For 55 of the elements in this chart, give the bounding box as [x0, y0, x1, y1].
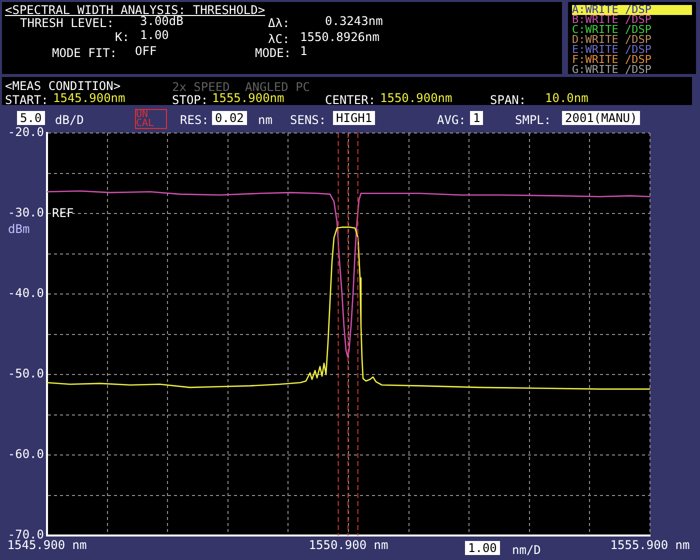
text: dB/D	[55, 113, 84, 127]
text: A:WRITE /DSP	[572, 3, 692, 16]
y-tick-label: -20.0	[8, 125, 44, 140]
text: 5.0	[17, 111, 45, 125]
text: D:WRITE /DSP	[572, 33, 652, 46]
text: nm/D	[512, 543, 541, 557]
text: ANGLED PC	[245, 80, 310, 94]
text: 1550.8926nm	[300, 30, 380, 44]
text: 1545.900nm	[53, 91, 126, 105]
text: λC:	[268, 32, 290, 46]
chart-title: <SPECTRAL WIDTH ANALYSIS: THRESHOLD>	[5, 3, 266, 17]
text: <MEAS CONDITION>	[5, 79, 121, 93]
text: HIGH1	[333, 111, 376, 125]
y-tick-label: -60.0	[8, 447, 44, 462]
x-tick-label: 1545.900 nm	[7, 538, 87, 552]
text: STOP:	[172, 93, 208, 107]
text: C:WRITE /DSP	[572, 23, 652, 36]
x-tick-label: 1555.900 nm	[610, 538, 690, 552]
text: 1550.900nm	[380, 91, 452, 105]
text: MODE FIT:	[52, 46, 118, 60]
text: SMPL:	[515, 113, 552, 127]
text: nm	[258, 113, 272, 127]
text: SPAN:	[490, 93, 526, 107]
y-tick-label: -30.0	[8, 206, 44, 220]
text: 1	[300, 44, 308, 58]
text: START:	[5, 93, 48, 107]
text: G:WRITE /DSP	[572, 63, 652, 76]
text: AVG:	[437, 113, 466, 127]
text: MODE:	[255, 46, 292, 60]
text: 1.00	[140, 28, 169, 42]
text: 0.02	[212, 111, 247, 125]
y-axis-title: dBm	[8, 222, 30, 236]
text: OFF	[135, 44, 157, 58]
y-tick-label: -40.0	[8, 286, 44, 300]
x-tick-label: 1550.900 nm	[308, 538, 388, 552]
text: 2x SPEED	[172, 80, 230, 94]
text: 2001(MANU)	[562, 111, 640, 125]
text: K:	[115, 30, 130, 44]
text: 0.3243nm	[325, 14, 383, 28]
text: 1	[470, 111, 484, 125]
text: SENS:	[290, 113, 326, 127]
y-tick-label: -50.0	[8, 366, 44, 381]
text: 10.0nm	[545, 91, 588, 105]
text: Δλ:	[268, 16, 290, 30]
text: 3.00dB	[140, 14, 184, 28]
text: B:WRITE /DSP	[572, 13, 652, 26]
text: F:WRITE /DSP	[572, 53, 652, 66]
text: E:WRITE /DSP	[572, 43, 652, 56]
text: RES:	[180, 113, 209, 127]
text: 1.00	[465, 541, 500, 555]
annotation: REF	[52, 206, 74, 220]
text: 1555.900nm	[212, 91, 284, 105]
text: THRESH LEVEL:	[20, 16, 114, 30]
text: CENTER:	[325, 93, 376, 107]
text: UN CAL	[135, 109, 167, 129]
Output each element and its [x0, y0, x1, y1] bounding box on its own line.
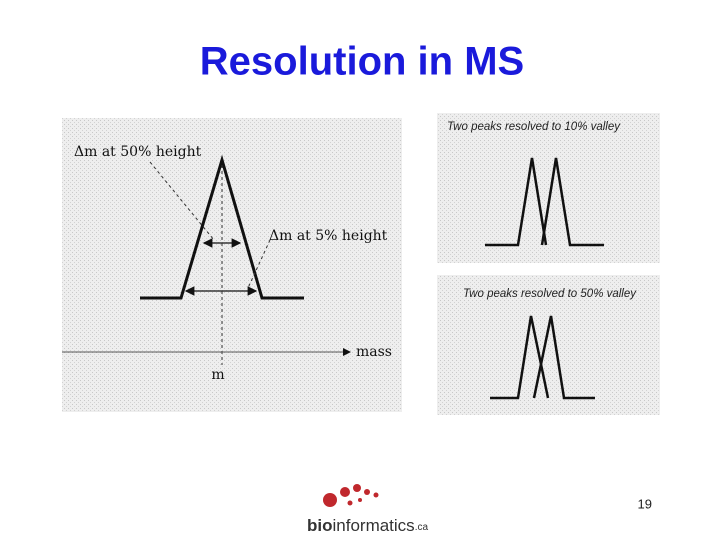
peak	[485, 157, 548, 247]
caption: Two peaks resolved to 50% valley	[463, 288, 637, 300]
center-label: m	[211, 367, 224, 383]
axis-label: mass	[356, 344, 392, 360]
resolution-diagram: Δm at 50% height Δm at 5% height mass m	[62, 118, 402, 412]
logo: bioinformatics.ca	[307, 484, 428, 535]
caption: Two peaks resolved to 10% valley	[447, 121, 621, 133]
leader-line	[247, 239, 271, 289]
panel	[437, 113, 660, 263]
label-5: Δm at 5% height	[269, 228, 388, 244]
panel	[437, 275, 660, 415]
page-number: 19	[638, 496, 652, 511]
peak	[540, 157, 604, 247]
valley-10-diagram: Two peaks resolved to 10% valley	[437, 113, 660, 263]
logo-text: bioinformatics.ca	[307, 516, 428, 535]
peak	[490, 315, 550, 400]
logo-suffix: .ca	[415, 522, 429, 533]
slide-title: Resolution in MS	[200, 40, 524, 84]
logo-informatics: informatics	[333, 516, 415, 535]
peak	[532, 315, 595, 400]
logo-bio: bio	[307, 516, 333, 535]
valley-50-diagram: Two peaks resolved to 50% valley	[437, 275, 660, 415]
leader-line	[149, 161, 215, 241]
label-50: Δm at 50% height	[74, 144, 202, 160]
panel	[62, 118, 402, 412]
peak	[140, 154, 304, 300]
:::::
▶ _Exercise objective_:
Reproduce every line of the material above word for word, leaving out the pictures.

▶ _Worked answer_:
For 55 of the elements in this chart, give the bounding box as [x0, y0, x1, y1].
text: dB/D	[55, 113, 84, 127]
text: A:WRITE /DSP	[572, 3, 692, 16]
y-tick-label: -20.0	[8, 125, 44, 140]
text: 5.0	[17, 111, 45, 125]
text: D:WRITE /DSP	[572, 33, 652, 46]
text: nm/D	[512, 543, 541, 557]
text: ANGLED PC	[245, 80, 310, 94]
text: 1550.8926nm	[300, 30, 380, 44]
text: 1545.900nm	[53, 91, 126, 105]
text: λC:	[268, 32, 290, 46]
chart-title: <SPECTRAL WIDTH ANALYSIS: THRESHOLD>	[5, 3, 266, 17]
text: <MEAS CONDITION>	[5, 79, 121, 93]
text: HIGH1	[333, 111, 376, 125]
y-tick-label: -60.0	[8, 447, 44, 462]
x-tick-label: 1545.900 nm	[7, 538, 87, 552]
text: STOP:	[172, 93, 208, 107]
text: C:WRITE /DSP	[572, 23, 652, 36]
x-tick-label: 1555.900 nm	[610, 538, 690, 552]
text: 1550.900nm	[380, 91, 452, 105]
text: MODE FIT:	[52, 46, 118, 60]
text: SMPL:	[515, 113, 552, 127]
text: nm	[258, 113, 272, 127]
text: SPAN:	[490, 93, 526, 107]
y-tick-label: -30.0	[8, 206, 44, 220]
text: 1	[300, 44, 308, 58]
text: START:	[5, 93, 48, 107]
text: G:WRITE /DSP	[572, 63, 652, 76]
text: AVG:	[437, 113, 466, 127]
text: MODE:	[255, 46, 292, 60]
text: 1.00	[140, 28, 169, 42]
text: 0.02	[212, 111, 247, 125]
y-axis-title: dBm	[8, 222, 30, 236]
text: OFF	[135, 44, 157, 58]
y-tick-label: -40.0	[8, 286, 44, 300]
x-tick-label: 1550.900 nm	[308, 538, 388, 552]
text: 2x SPEED	[172, 80, 230, 94]
text: 2001(MANU)	[562, 111, 640, 125]
text: K:	[115, 30, 130, 44]
text: 0.3243nm	[325, 14, 383, 28]
text: 1	[470, 111, 484, 125]
text: SENS:	[290, 113, 326, 127]
y-tick-label: -50.0	[8, 366, 44, 381]
text: 10.0nm	[545, 91, 588, 105]
text: Δλ:	[268, 16, 290, 30]
text: 3.00dB	[140, 14, 184, 28]
text: B:WRITE /DSP	[572, 13, 652, 26]
text: F:WRITE /DSP	[572, 53, 652, 66]
text: E:WRITE /DSP	[572, 43, 652, 56]
text: RES:	[180, 113, 209, 127]
text: 1.00	[465, 541, 500, 555]
annotation: REF	[52, 206, 74, 220]
text: 1555.900nm	[212, 91, 284, 105]
text: THRESH LEVEL:	[20, 16, 114, 30]
text: CENTER:	[325, 93, 376, 107]
text: UN CAL	[135, 109, 167, 129]
Output each element and its [x0, y0, x1, y1] bounding box on its own line.
peak	[485, 157, 548, 247]
caption: Two peaks resolved to 50% valley	[463, 288, 637, 300]
center-label: m	[211, 367, 224, 383]
axis-label: mass	[356, 344, 392, 360]
resolution-diagram: Δm at 50% height Δm at 5% height mass m	[62, 118, 402, 412]
logo: bioinformatics.ca	[307, 484, 428, 535]
caption: Two peaks resolved to 10% valley	[447, 121, 621, 133]
leader-line	[247, 239, 271, 289]
panel	[437, 113, 660, 263]
label-5: Δm at 5% height	[269, 228, 388, 244]
panel	[437, 275, 660, 415]
page-number: 19	[638, 496, 652, 511]
peak	[540, 157, 604, 247]
valley-10-diagram: Two peaks resolved to 10% valley	[437, 113, 660, 263]
logo-text: bioinformatics.ca	[307, 516, 428, 535]
peak	[490, 315, 550, 400]
logo-suffix: .ca	[415, 522, 429, 533]
slide-title: Resolution in MS	[200, 40, 524, 84]
logo-informatics: informatics	[333, 516, 415, 535]
peak	[532, 315, 595, 400]
logo-bio: bio	[307, 516, 333, 535]
valley-50-diagram: Two peaks resolved to 50% valley	[437, 275, 660, 415]
leader-line	[149, 161, 215, 241]
label-50: Δm at 50% height	[74, 144, 202, 160]
panel	[62, 118, 402, 412]
peak	[140, 154, 304, 300]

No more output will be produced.